» **Information given**:
— Start —
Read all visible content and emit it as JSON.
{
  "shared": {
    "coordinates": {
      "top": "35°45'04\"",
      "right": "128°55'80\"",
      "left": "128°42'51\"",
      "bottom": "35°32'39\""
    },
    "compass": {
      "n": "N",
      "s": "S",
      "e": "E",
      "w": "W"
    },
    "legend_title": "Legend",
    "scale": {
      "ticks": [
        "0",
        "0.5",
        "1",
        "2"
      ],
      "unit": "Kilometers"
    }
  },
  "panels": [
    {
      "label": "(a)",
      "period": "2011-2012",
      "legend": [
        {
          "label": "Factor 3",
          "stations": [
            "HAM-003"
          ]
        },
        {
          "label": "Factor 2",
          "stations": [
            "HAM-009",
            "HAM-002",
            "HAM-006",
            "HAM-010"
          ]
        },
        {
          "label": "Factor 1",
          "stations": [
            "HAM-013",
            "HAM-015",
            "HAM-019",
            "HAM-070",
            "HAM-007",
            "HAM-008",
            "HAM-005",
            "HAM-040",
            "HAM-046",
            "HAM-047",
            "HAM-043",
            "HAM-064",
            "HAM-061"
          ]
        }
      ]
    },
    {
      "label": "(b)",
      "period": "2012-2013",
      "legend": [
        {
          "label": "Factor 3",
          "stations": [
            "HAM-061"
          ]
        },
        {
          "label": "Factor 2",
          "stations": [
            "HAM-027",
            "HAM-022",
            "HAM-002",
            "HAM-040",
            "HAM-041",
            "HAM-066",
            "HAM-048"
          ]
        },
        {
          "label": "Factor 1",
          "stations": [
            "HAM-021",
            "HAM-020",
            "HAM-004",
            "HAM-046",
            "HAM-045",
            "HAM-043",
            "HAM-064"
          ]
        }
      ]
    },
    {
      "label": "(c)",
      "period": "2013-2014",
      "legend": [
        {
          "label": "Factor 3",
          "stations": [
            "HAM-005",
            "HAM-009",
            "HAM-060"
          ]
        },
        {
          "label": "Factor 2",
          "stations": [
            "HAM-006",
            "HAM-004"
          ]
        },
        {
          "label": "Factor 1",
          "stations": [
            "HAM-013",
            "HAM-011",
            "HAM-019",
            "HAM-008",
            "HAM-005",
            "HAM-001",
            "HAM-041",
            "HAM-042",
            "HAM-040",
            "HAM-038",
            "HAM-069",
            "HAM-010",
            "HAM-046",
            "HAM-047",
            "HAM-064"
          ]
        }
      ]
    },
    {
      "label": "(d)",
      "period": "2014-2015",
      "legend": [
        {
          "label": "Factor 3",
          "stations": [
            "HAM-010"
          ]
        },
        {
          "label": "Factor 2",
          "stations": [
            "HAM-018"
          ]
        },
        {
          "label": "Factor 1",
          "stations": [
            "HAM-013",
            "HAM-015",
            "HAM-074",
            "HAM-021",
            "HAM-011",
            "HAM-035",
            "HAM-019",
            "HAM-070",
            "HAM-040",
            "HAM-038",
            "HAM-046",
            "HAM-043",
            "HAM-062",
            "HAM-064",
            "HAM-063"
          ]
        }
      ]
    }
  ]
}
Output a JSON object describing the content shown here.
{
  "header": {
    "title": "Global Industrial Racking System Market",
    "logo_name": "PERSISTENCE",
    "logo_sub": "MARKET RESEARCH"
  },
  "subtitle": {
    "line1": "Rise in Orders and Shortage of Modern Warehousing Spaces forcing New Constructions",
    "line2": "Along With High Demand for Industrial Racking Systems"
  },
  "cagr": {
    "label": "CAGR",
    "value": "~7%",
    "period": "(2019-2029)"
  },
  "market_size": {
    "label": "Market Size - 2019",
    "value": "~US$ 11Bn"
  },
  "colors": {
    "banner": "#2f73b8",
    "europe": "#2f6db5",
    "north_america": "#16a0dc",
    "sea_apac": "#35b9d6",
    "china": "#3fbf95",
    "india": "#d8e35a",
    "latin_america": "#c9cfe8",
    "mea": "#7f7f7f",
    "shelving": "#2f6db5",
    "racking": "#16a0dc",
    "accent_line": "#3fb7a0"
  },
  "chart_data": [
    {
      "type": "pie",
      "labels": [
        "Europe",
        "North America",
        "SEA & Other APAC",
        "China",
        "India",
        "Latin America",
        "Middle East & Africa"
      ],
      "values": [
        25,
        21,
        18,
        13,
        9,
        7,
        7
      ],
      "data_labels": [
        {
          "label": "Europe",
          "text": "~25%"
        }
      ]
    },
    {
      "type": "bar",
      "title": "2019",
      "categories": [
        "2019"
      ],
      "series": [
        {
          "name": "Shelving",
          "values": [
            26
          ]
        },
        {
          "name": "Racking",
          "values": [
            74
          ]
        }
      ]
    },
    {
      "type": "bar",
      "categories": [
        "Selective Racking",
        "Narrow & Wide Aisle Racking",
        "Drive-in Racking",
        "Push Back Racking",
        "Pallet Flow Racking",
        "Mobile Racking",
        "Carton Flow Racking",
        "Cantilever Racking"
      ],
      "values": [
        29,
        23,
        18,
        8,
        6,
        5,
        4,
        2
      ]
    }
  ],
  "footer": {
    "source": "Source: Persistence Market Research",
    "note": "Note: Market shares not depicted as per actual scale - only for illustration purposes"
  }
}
— End —
» **Required task**: Reproduce every line of the material above exactly.

» **The response**:
Read all visible content and emit it as JSON.
{
  "shared": {
    "coordinates": {
      "top": "35°45'04\"",
      "right": "128°55'80\"",
      "left": "128°42'51\"",
      "bottom": "35°32'39\""
    },
    "compass": {
      "n": "N",
      "s": "S",
      "e": "E",
      "w": "W"
    },
    "legend_title": "Legend",
    "scale": {
      "ticks": [
        "0",
        "0.5",
        "1",
        "2"
      ],
      "unit": "Kilometers"
    }
  },
  "panels": [
    {
      "label": "(a)",
      "period": "2011-2012",
      "legend": [
        {
          "label": "Factor 3",
          "stations": [
            "HAM-003"
          ]
        },
        {
          "label": "Factor 2",
          "stations": [
            "HAM-009",
            "HAM-002",
            "HAM-006",
            "HAM-010"
          ]
        },
        {
          "label": "Factor 1",
          "stations": [
            "HAM-013",
            "HAM-015",
            "HAM-019",
            "HAM-070",
            "HAM-007",
            "HAM-008",
            "HAM-005",
            "HAM-040",
            "HAM-046",
            "HAM-047",
            "HAM-043",
            "HAM-064",
            "HAM-061"
          ]
        }
      ]
    },
    {
      "label": "(b)",
      "period": "2012-2013",
      "legend": [
        {
          "label": "Factor 3",
          "stations": [
            "HAM-061"
          ]
        },
        {
          "label": "Factor 2",
          "stations": [
            "HAM-027",
            "HAM-022",
            "HAM-002",
            "HAM-040",
            "HAM-041",
            "HAM-066",
            "HAM-048"
          ]
        },
        {
          "label": "Factor 1",
          "stations": [
            "HAM-021",
            "HAM-020",
            "HAM-004",
            "HAM-046",
            "HAM-045",
            "HAM-043",
            "HAM-064"
          ]
        }
      ]
    },
    {
      "label": "(c)",
      "period": "2013-2014",
      "legend": [
        {
          "label": "Factor 3",
          "stations": [
            "HAM-005",
            "HAM-009",
            "HAM-060"
          ]
        },
        {
          "label": "Factor 2",
          "stations": [
            "HAM-006",
            "HAM-004"
          ]
        },
        {
          "label": "Factor 1",
          "stations": [
            "HAM-013",
            "HAM-011",
            "HAM-019",
            "HAM-008",
            "HAM-005",
            "HAM-001",
            "HAM-041",
            "HAM-042",
            "HAM-040",
            "HAM-038",
            "HAM-069",
            "HAM-010",
            "HAM-046",
            "HAM-047",
            "HAM-064"
          ]
        }
      ]
    },
    {
      "label": "(d)",
      "period": "2014-2015",
      "legend": [
        {
          "label": "Factor 3",
          "stations": [
            "HAM-010"
          ]
        },
        {
          "label": "Factor 2",
          "stations": [
            "HAM-018"
          ]
        },
        {
          "label": "Factor 1",
          "stations": [
            "HAM-013",
            "HAM-015",
            "HAM-074",
            "HAM-021",
            "HAM-011",
            "HAM-035",
            "HAM-019",
            "HAM-070",
            "HAM-040",
            "HAM-038",
            "HAM-046",
            "HAM-043",
            "HAM-062",
            "HAM-064",
            "HAM-063"
          ]
        }
      ]
    }
  ]
}
Output a JSON object describing the content shown here.
{
  "header": {
    "title": "Global Industrial Racking System Market",
    "logo_name": "PERSISTENCE",
    "logo_sub": "MARKET RESEARCH"
  },
  "subtitle": {
    "line1": "Rise in Orders and Shortage of Modern Warehousing Spaces forcing New Constructions",
    "line2": "Along With High Demand for Industrial Racking Systems"
  },
  "cagr": {
    "label": "CAGR",
    "value": "~7%",
    "period": "(2019-2029)"
  },
  "market_size": {
    "label": "Market Size - 2019",
    "value": "~US$ 11Bn"
  },
  "colors": {
    "banner": "#2f73b8",
    "europe": "#2f6db5",
    "north_america": "#16a0dc",
    "sea_apac": "#35b9d6",
    "china": "#3fbf95",
    "india": "#d8e35a",
    "latin_america": "#c9cfe8",
    "mea": "#7f7f7f",
    "shelving": "#2f6db5",
    "racking": "#16a0dc",
    "accent_line": "#3fb7a0"
  },
  "chart_data": [
    {
      "type": "pie",
      "labels": [
        "Europe",
        "North America",
        "SEA & Other APAC",
        "China",
        "India",
        "Latin America",
        "Middle East & Africa"
      ],
      "values": [
        25,
        21,
        18,
        13,
        9,
        7,
        7
      ],
      "data_labels": [
        {
          "label": "Europe",
          "text": "~25%"
        }
      ]
    },
    {
      "type": "bar",
      "title": "2019",
      "categories": [
        "2019"
      ],
      "series": [
        {
          "name": "Shelving",
          "values": [
            26
          ]
        },
        {
          "name": "Racking",
          "values": [
            74
          ]
        }
      ]
    },
    {
      "type": "bar",
      "categories": [
        "Selective Racking",
        "Narrow & Wide Aisle Racking",
        "Drive-in Racking",
        "Push Back Racking",
        "Pallet Flow Racking",
        "Mobile Racking",
        "Carton Flow Racking",
        "Cantilever Racking"
      ],
      "values": [
        29,
        23,
        18,
        8,
        6,
        5,
        4,
        2
      ]
    }
  ],
  "footer": {
    "source": "Source: Persistence Market Research",
    "note": "Note: Market shares not depicted as per actual scale - only for illustration purposes"
  }
}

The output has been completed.